# REQUEST:
Wherever the word "JSON" shows up in a line, please copy that line.

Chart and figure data
:::
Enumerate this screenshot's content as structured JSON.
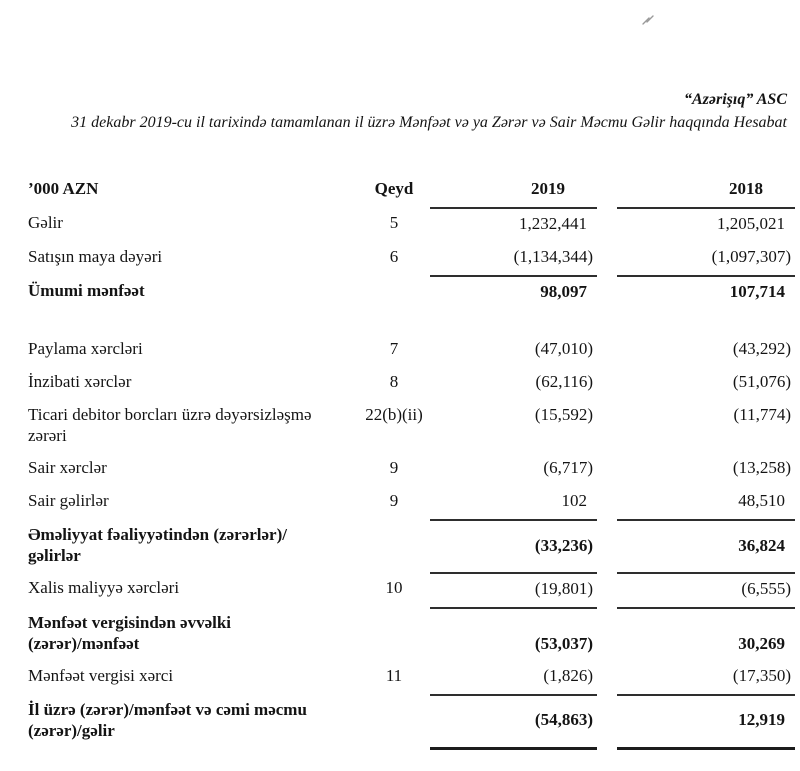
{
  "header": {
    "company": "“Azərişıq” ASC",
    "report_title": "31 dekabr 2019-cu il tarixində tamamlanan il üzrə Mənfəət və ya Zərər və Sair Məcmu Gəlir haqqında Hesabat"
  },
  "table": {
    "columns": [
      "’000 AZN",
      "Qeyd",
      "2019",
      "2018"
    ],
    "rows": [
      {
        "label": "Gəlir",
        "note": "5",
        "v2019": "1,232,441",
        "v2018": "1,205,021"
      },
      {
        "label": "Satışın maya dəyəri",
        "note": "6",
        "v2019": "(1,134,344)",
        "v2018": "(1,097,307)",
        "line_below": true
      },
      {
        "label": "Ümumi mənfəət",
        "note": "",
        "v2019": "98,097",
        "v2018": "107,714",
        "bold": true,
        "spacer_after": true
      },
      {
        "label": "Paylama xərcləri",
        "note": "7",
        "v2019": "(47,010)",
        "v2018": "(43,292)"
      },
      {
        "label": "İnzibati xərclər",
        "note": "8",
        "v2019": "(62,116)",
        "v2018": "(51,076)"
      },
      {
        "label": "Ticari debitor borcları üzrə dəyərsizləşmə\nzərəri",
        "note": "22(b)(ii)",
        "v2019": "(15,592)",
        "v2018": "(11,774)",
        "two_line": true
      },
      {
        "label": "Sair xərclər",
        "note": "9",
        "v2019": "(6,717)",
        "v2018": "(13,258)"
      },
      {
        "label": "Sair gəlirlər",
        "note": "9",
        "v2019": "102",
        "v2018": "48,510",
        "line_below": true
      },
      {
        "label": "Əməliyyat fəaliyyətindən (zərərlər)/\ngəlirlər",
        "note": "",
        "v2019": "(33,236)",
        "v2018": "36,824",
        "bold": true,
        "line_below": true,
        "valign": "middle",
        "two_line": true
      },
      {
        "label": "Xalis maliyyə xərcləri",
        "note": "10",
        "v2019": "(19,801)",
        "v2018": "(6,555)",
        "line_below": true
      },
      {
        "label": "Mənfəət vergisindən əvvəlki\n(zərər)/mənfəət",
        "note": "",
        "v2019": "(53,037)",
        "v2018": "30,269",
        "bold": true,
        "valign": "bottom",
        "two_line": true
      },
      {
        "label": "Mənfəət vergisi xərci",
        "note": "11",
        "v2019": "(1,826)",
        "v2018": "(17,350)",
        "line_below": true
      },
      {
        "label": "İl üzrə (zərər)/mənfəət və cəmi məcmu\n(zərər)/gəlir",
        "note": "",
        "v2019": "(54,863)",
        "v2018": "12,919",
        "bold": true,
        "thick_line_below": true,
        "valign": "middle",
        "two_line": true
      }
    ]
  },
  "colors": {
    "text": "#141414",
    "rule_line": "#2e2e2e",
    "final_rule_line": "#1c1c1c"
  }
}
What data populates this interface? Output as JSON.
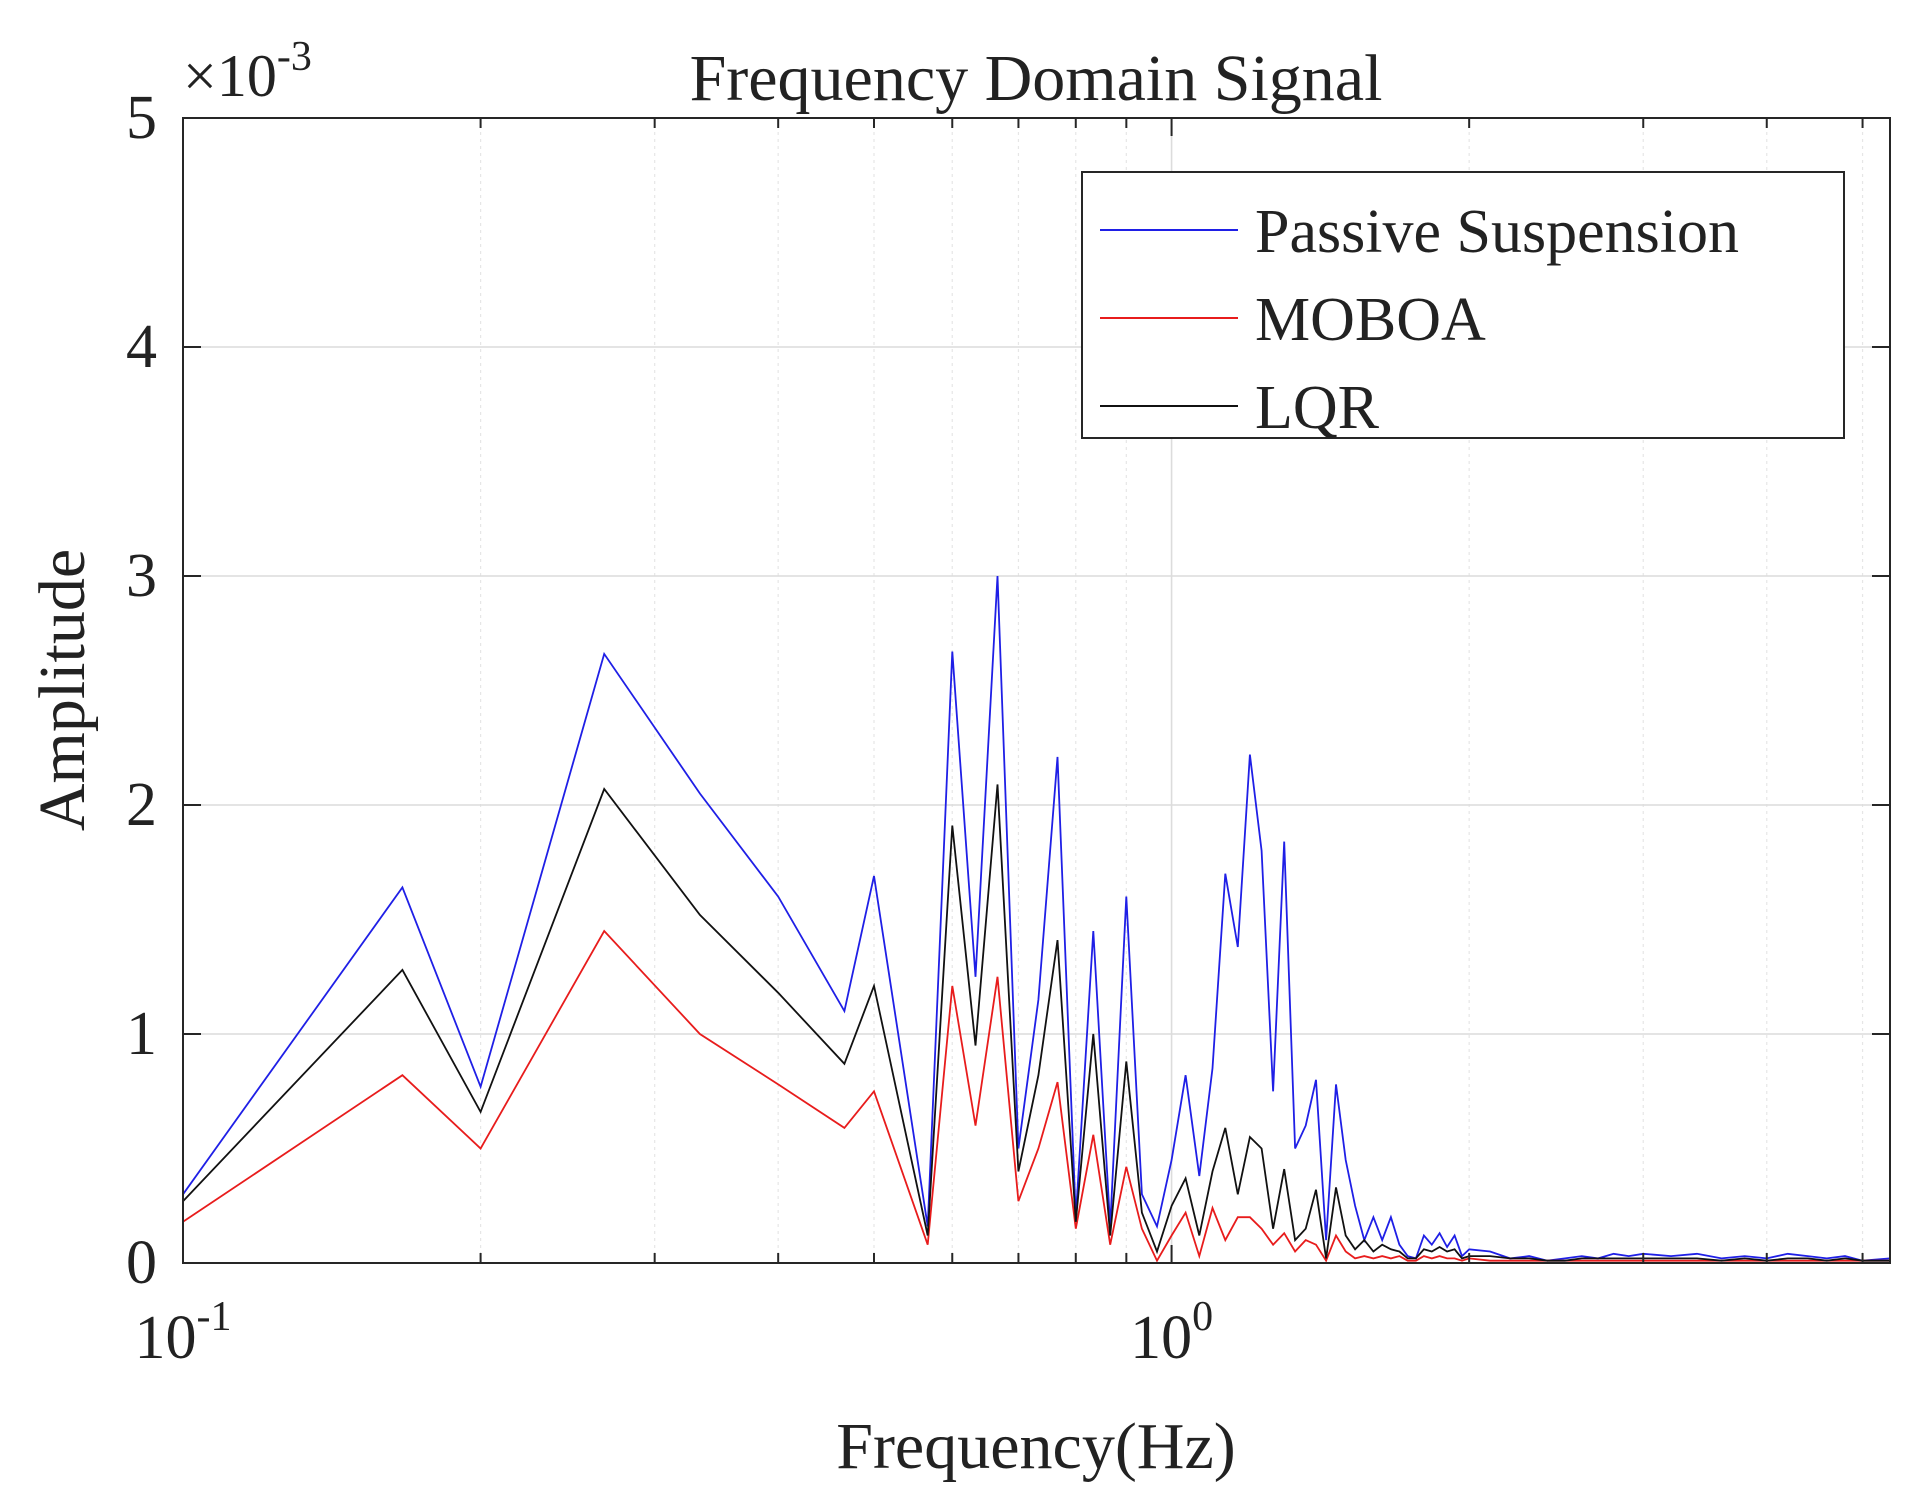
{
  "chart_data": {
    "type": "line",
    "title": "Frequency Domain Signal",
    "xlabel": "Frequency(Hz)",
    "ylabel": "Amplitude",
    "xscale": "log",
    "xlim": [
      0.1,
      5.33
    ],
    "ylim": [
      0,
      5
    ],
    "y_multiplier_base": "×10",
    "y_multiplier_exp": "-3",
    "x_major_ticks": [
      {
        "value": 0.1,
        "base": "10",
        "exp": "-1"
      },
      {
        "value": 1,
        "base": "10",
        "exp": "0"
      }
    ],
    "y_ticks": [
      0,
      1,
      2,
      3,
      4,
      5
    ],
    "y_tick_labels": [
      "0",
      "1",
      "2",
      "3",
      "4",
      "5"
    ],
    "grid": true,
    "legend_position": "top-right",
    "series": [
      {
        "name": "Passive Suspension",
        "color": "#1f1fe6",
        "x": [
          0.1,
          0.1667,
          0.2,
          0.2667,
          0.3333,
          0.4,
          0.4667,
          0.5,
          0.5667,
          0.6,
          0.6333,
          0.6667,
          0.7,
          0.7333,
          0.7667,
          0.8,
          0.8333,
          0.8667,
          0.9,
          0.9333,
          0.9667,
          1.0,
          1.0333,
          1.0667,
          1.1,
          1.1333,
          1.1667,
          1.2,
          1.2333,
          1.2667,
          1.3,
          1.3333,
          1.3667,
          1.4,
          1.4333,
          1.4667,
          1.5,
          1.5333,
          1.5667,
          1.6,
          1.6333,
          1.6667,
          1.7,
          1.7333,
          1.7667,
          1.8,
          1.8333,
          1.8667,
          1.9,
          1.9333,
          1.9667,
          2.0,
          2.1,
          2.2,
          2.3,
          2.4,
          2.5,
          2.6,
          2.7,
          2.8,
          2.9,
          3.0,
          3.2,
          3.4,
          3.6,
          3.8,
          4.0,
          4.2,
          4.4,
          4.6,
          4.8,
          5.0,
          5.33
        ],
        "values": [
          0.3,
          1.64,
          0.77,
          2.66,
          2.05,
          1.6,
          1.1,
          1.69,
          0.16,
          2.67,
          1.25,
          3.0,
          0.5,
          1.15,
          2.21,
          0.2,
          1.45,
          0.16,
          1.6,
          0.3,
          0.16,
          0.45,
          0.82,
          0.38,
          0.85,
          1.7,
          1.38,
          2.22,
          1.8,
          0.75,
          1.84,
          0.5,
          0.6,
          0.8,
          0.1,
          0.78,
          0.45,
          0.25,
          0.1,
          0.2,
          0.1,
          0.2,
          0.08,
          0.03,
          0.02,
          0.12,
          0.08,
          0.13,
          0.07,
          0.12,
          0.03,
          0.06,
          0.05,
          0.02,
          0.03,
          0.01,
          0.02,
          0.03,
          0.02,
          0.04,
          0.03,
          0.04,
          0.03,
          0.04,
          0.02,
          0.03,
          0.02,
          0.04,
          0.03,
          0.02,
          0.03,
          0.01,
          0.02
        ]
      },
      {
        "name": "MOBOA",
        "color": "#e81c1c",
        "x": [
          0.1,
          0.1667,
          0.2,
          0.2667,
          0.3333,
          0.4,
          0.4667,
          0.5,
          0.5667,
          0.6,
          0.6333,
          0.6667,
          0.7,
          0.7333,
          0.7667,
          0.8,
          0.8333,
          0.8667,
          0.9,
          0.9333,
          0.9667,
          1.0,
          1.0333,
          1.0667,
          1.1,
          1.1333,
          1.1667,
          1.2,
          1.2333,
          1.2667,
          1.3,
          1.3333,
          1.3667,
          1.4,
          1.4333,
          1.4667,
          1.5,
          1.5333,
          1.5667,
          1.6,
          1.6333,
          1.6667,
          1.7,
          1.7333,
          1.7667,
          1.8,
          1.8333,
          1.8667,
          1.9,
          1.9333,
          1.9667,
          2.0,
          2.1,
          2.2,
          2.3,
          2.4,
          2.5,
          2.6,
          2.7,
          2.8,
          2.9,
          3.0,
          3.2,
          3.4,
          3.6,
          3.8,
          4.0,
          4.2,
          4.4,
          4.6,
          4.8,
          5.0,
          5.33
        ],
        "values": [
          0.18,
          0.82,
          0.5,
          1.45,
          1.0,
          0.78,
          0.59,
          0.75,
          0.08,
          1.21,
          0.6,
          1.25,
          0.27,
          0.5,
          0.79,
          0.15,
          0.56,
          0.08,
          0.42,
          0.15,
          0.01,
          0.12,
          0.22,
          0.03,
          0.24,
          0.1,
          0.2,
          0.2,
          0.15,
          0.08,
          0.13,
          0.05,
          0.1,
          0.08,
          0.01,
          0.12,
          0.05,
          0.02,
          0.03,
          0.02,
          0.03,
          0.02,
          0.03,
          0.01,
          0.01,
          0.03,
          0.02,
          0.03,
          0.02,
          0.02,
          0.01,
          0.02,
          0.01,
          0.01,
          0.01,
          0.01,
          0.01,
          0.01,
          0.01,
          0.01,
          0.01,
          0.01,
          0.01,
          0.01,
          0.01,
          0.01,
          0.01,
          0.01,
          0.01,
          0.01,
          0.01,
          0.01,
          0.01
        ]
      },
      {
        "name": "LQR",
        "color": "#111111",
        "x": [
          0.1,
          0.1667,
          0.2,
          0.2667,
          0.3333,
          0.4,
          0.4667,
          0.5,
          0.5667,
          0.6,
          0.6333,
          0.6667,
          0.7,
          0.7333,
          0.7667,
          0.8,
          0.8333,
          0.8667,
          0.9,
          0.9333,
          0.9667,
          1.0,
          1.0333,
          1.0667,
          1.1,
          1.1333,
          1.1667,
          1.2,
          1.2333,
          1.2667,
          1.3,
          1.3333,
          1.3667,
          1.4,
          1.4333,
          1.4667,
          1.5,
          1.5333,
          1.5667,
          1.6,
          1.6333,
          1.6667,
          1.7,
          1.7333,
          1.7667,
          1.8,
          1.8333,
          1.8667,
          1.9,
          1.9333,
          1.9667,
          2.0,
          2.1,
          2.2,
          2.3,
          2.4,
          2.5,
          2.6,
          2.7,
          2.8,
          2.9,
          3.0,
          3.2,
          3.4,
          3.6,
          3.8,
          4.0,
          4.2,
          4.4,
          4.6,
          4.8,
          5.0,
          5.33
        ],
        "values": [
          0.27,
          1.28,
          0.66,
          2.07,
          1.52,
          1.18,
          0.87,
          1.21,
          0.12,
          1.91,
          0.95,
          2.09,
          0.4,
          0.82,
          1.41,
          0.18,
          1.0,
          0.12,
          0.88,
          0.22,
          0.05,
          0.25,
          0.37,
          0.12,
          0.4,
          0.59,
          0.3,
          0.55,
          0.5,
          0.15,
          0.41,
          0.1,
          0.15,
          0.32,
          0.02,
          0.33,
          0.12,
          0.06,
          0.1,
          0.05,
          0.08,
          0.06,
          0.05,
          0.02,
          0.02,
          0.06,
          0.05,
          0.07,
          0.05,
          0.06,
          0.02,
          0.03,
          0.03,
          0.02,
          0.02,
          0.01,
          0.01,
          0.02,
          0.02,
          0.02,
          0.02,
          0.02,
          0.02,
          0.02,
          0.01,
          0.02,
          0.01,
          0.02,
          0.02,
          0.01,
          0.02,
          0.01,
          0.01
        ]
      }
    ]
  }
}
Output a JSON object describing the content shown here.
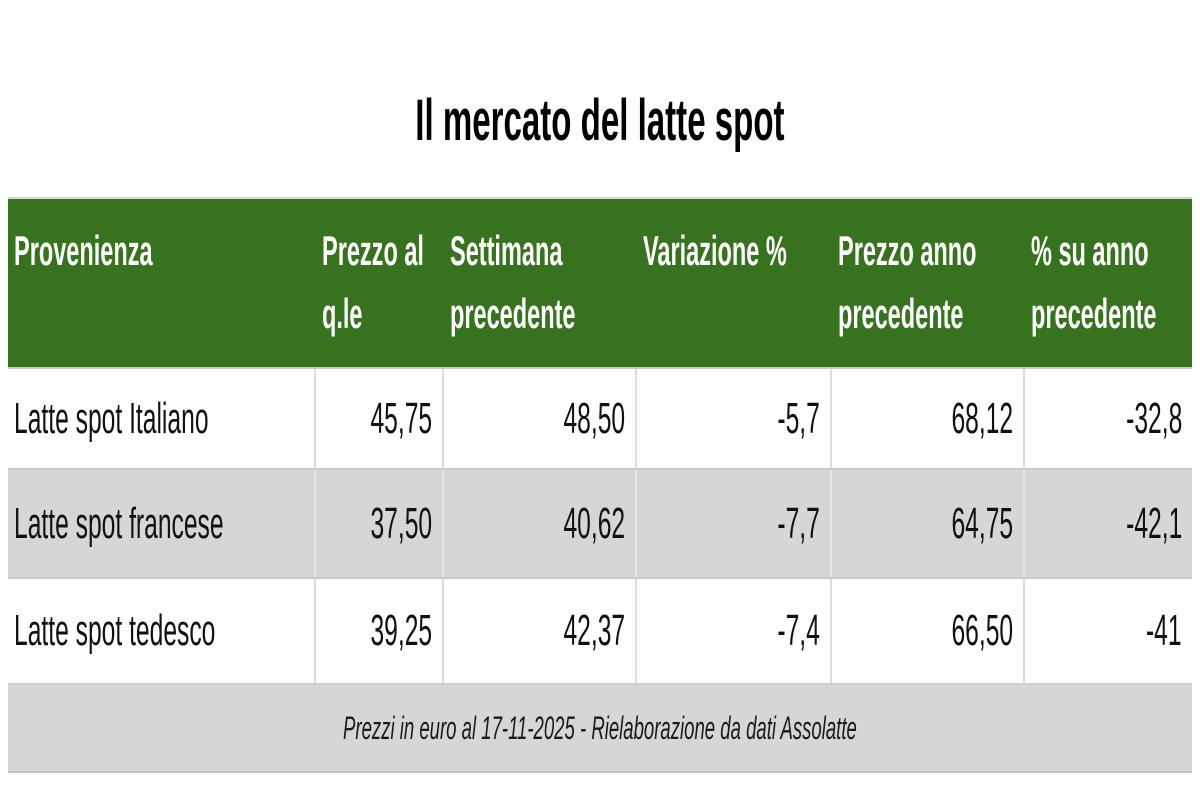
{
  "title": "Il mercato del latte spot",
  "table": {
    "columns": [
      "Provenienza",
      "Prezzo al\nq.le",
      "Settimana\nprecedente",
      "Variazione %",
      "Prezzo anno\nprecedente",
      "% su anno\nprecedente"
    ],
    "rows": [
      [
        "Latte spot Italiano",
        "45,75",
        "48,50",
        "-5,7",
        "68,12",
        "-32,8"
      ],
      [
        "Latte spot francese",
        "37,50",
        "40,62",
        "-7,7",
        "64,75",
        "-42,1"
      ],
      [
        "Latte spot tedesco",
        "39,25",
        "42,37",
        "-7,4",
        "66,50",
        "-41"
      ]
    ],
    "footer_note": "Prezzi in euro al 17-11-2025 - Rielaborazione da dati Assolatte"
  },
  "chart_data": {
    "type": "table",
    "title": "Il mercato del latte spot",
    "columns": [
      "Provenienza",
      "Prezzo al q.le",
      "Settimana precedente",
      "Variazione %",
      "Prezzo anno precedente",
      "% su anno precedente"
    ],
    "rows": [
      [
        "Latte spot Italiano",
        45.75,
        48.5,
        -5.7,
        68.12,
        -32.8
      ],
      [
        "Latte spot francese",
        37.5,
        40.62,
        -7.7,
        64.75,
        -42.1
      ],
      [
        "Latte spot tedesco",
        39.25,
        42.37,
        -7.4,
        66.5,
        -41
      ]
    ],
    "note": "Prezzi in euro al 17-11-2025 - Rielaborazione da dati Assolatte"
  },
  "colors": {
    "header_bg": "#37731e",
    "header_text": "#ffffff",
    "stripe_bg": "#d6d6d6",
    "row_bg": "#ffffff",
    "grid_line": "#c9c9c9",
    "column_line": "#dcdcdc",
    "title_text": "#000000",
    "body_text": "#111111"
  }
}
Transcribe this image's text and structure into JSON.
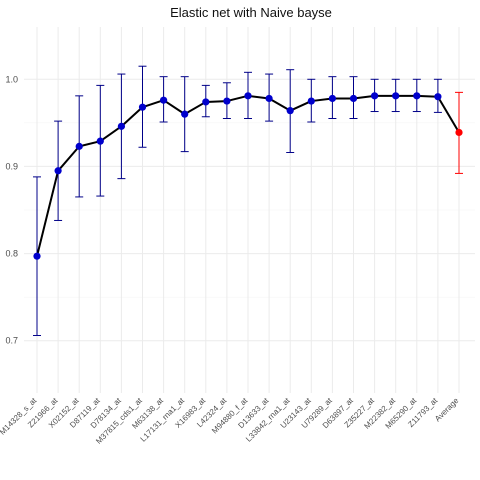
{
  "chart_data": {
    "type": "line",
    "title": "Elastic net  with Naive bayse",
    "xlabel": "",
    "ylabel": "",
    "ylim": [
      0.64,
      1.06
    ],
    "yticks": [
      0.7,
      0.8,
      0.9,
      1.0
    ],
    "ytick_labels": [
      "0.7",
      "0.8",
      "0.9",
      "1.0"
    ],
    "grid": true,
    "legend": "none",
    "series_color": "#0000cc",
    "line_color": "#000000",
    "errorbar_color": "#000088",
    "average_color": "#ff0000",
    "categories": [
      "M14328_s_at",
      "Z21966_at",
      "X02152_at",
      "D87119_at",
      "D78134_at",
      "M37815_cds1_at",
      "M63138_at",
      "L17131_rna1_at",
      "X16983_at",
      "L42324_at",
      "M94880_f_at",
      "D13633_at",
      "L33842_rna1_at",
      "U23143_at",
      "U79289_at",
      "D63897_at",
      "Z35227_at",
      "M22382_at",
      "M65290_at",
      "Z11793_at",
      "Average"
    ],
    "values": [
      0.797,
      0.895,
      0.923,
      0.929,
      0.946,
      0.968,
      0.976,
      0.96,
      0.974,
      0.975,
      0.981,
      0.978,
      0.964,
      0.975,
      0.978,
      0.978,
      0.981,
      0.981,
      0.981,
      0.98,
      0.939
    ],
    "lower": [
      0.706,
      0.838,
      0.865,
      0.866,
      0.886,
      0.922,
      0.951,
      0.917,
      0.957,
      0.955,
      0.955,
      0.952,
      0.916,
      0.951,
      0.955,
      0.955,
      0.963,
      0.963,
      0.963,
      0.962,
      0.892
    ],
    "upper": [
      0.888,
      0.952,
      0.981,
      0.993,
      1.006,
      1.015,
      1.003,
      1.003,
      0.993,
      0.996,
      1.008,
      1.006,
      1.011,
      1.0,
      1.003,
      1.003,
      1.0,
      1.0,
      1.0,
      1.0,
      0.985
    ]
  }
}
:::
# OUTPUT:
Enumerate this screenshot's content as structured JSON.
What data populates this interface? Output as JSON.
Output a JSON object describing the content shown here.
Transcribe this image's text and structure into JSON.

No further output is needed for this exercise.